Each entry needs to be restated exactly as written.

== ROWS ==
########################################
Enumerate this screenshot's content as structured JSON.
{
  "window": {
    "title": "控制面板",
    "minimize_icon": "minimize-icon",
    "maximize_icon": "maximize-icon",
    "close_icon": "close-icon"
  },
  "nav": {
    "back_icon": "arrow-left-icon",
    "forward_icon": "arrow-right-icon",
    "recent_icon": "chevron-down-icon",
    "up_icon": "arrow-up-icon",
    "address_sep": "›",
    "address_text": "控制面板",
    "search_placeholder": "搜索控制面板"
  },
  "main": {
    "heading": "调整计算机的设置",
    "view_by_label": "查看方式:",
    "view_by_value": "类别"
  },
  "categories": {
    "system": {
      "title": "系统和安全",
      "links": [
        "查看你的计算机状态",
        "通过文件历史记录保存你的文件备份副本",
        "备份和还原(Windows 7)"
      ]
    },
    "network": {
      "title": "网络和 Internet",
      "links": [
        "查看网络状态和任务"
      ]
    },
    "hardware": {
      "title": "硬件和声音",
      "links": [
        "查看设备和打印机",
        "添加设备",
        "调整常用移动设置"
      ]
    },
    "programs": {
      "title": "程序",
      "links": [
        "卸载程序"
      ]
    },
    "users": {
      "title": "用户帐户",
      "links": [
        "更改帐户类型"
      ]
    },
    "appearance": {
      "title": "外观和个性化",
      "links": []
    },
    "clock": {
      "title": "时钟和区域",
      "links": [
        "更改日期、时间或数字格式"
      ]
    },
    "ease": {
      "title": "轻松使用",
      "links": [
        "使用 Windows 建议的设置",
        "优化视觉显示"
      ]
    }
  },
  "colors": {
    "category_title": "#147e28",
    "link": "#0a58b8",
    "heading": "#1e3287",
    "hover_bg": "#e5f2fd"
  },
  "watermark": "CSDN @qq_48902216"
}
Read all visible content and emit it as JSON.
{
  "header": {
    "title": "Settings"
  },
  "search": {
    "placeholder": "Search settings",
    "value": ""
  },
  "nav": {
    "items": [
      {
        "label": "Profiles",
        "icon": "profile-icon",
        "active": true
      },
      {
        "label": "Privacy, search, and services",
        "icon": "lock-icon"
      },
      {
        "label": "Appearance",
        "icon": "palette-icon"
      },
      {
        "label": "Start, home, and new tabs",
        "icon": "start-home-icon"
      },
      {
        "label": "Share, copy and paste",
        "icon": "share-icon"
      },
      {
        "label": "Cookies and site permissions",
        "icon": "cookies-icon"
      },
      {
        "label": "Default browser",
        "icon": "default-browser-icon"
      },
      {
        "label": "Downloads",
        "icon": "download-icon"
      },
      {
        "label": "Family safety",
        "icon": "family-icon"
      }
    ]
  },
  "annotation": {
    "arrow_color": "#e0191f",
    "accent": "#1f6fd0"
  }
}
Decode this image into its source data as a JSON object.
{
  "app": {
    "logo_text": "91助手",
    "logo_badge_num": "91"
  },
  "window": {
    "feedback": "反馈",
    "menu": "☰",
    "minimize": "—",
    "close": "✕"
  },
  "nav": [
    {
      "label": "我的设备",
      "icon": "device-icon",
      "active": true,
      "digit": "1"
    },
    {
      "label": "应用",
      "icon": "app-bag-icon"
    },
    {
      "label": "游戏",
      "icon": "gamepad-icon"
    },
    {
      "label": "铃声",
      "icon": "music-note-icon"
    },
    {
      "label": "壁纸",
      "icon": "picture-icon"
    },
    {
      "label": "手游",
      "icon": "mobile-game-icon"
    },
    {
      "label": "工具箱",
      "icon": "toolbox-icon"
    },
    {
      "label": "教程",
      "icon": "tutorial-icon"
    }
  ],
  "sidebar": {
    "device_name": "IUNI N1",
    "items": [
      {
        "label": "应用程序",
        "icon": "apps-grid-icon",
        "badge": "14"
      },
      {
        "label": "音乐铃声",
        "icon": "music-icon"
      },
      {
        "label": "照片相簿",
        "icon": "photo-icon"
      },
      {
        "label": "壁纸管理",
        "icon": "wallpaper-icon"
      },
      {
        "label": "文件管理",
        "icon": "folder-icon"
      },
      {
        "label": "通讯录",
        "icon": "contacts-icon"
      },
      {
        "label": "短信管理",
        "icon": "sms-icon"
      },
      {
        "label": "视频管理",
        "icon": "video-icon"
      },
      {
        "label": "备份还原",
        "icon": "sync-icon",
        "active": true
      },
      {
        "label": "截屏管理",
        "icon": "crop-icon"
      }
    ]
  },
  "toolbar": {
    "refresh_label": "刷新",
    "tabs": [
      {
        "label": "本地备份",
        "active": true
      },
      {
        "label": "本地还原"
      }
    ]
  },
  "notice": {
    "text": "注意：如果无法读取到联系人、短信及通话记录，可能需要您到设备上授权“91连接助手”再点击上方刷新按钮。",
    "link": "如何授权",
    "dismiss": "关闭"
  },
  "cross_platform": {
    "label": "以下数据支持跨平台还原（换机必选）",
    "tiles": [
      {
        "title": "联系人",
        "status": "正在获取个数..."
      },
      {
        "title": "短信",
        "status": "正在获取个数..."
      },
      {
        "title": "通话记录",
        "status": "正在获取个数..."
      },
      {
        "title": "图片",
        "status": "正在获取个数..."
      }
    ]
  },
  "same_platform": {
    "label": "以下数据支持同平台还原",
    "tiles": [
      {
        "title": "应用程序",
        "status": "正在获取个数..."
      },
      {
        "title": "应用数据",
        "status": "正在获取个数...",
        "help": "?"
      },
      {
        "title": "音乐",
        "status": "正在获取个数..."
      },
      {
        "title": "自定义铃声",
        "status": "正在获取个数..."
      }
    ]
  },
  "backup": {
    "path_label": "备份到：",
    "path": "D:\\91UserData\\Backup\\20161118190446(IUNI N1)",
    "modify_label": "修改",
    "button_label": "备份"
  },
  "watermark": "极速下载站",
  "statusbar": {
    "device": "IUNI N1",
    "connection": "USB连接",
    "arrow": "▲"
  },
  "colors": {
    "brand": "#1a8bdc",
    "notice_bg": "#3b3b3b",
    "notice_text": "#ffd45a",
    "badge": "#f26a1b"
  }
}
########################################
== TASK ANSWER ==
Enumerate this screenshot's content as structured JSON.
{
  "window": {
    "title": "控制面板",
    "minimize_icon": "minimize-icon",
    "maximize_icon": "maximize-icon",
    "close_icon": "close-icon"
  },
  "nav": {
    "back_icon": "arrow-left-icon",
    "forward_icon": "arrow-right-icon",
    "recent_icon": "chevron-down-icon",
    "up_icon": "arrow-up-icon",
    "address_sep": "›",
    "address_text": "控制面板",
    "search_placeholder": "搜索控制面板"
  },
  "main": {
    "heading": "调整计算机的设置",
    "view_by_label": "查看方式:",
    "view_by_value": "类别"
  },
  "categories": {
    "system": {
      "title": "系统和安全",
      "links": [
        "查看你的计算机状态",
        "通过文件历史记录保存你的文件备份副本",
        "备份和还原(Windows 7)"
      ]
    },
    "network": {
      "title": "网络和 Internet",
      "links": [
        "查看网络状态和任务"
      ]
    },
    "hardware": {
      "title": "硬件和声音",
      "links": [
        "查看设备和打印机",
        "添加设备",
        "调整常用移动设置"
      ]
    },
    "programs": {
      "title": "程序",
      "links": [
        "卸载程序"
      ]
    },
    "users": {
      "title": "用户帐户",
      "links": [
        "更改帐户类型"
      ]
    },
    "appearance": {
      "title": "外观和个性化",
      "links": []
    },
    "clock": {
      "title": "时钟和区域",
      "links": [
        "更改日期、时间或数字格式"
      ]
    },
    "ease": {
      "title": "轻松使用",
      "links": [
        "使用 Windows 建议的设置",
        "优化视觉显示"
      ]
    }
  },
  "colors": {
    "category_title": "#147e28",
    "link": "#0a58b8",
    "heading": "#1e3287",
    "hover_bg": "#e5f2fd"
  },
  "watermark": "CSDN @qq_48902216"
}
Read all visible content and emit it as JSON.
{
  "header": {
    "title": "Settings"
  },
  "search": {
    "placeholder": "Search settings",
    "value": ""
  },
  "nav": {
    "items": [
      {
        "label": "Profiles",
        "icon": "profile-icon",
        "active": true
      },
      {
        "label": "Privacy, search, and services",
        "icon": "lock-icon"
      },
      {
        "label": "Appearance",
        "icon": "palette-icon"
      },
      {
        "label": "Start, home, and new tabs",
        "icon": "start-home-icon"
      },
      {
        "label": "Share, copy and paste",
        "icon": "share-icon"
      },
      {
        "label": "Cookies and site permissions",
        "icon": "cookies-icon"
      },
      {
        "label": "Default browser",
        "icon": "default-browser-icon"
      },
      {
        "label": "Downloads",
        "icon": "download-icon"
      },
      {
        "label": "Family safety",
        "icon": "family-icon"
      }
    ]
  },
  "annotation": {
    "arrow_color": "#e0191f",
    "accent": "#1f6fd0"
  }
}
Decode this image into its source data as a JSON object.
{
  "app": {
    "logo_text": "91助手",
    "logo_badge_num": "91"
  },
  "window": {
    "feedback": "反馈",
    "menu": "☰",
    "minimize": "—",
    "close": "✕"
  },
  "nav": [
    {
      "label": "我的设备",
      "icon": "device-icon",
      "active": true,
      "digit": "1"
    },
    {
      "label": "应用",
      "icon": "app-bag-icon"
    },
    {
      "label": "游戏",
      "icon": "gamepad-icon"
    },
    {
      "label": "铃声",
      "icon": "music-note-icon"
    },
    {
      "label": "壁纸",
      "icon": "picture-icon"
    },
    {
      "label": "手游",
      "icon": "mobile-game-icon"
    },
    {
      "label": "工具箱",
      "icon": "toolbox-icon"
    },
    {
      "label": "教程",
      "icon": "tutorial-icon"
    }
  ],
  "sidebar": {
    "device_name": "IUNI N1",
    "items": [
      {
        "label": "应用程序",
        "icon": "apps-grid-icon",
        "badge": "14"
      },
      {
        "label": "音乐铃声",
        "icon": "music-icon"
      },
      {
        "label": "照片相簿",
        "icon": "photo-icon"
      },
      {
        "label": "壁纸管理",
        "icon": "wallpaper-icon"
      },
      {
        "label": "文件管理",
        "icon": "folder-icon"
      },
      {
        "label": "通讯录",
        "icon": "contacts-icon"
      },
      {
        "label": "短信管理",
        "icon": "sms-icon"
      },
      {
        "label": "视频管理",
        "icon": "video-icon"
      },
      {
        "label": "备份还原",
        "icon": "sync-icon",
        "active": true
      },
      {
        "label": "截屏管理",
        "icon": "crop-icon"
      }
    ]
  },
  "toolbar": {
    "refresh_label": "刷新",
    "tabs": [
      {
        "label": "本地备份",
        "active": true
      },
      {
        "label": "本地还原"
      }
    ]
  },
  "notice": {
    "text": "注意：如果无法读取到联系人、短信及通话记录，可能需要您到设备上授权“91连接助手”再点击上方刷新按钮。",
    "link": "如何授权",
    "dismiss": "关闭"
  },
  "cross_platform": {
    "label": "以下数据支持跨平台还原（换机必选）",
    "tiles": [
      {
        "title": "联系人",
        "status": "正在获取个数..."
      },
      {
        "title": "短信",
        "status": "正在获取个数..."
      },
      {
        "title": "通话记录",
        "status": "正在获取个数..."
      },
      {
        "title": "图片",
        "status": "正在获取个数..."
      }
    ]
  },
  "same_platform": {
    "label": "以下数据支持同平台还原",
    "tiles": [
      {
        "title": "应用程序",
        "status": "正在获取个数..."
      },
      {
        "title": "应用数据",
        "status": "正在获取个数...",
        "help": "?"
      },
      {
        "title": "音乐",
        "status": "正在获取个数..."
      },
      {
        "title": "自定义铃声",
        "status": "正在获取个数..."
      }
    ]
  },
  "backup": {
    "path_label": "备份到：",
    "path": "D:\\91UserData\\Backup\\20161118190446(IUNI N1)",
    "modify_label": "修改",
    "button_label": "备份"
  },
  "watermark": "极速下载站",
  "statusbar": {
    "device": "IUNI N1",
    "connection": "USB连接",
    "arrow": "▲"
  },
  "colors": {
    "brand": "#1a8bdc",
    "notice_bg": "#3b3b3b",
    "notice_text": "#ffd45a",
    "badge": "#f26a1b"
  }
}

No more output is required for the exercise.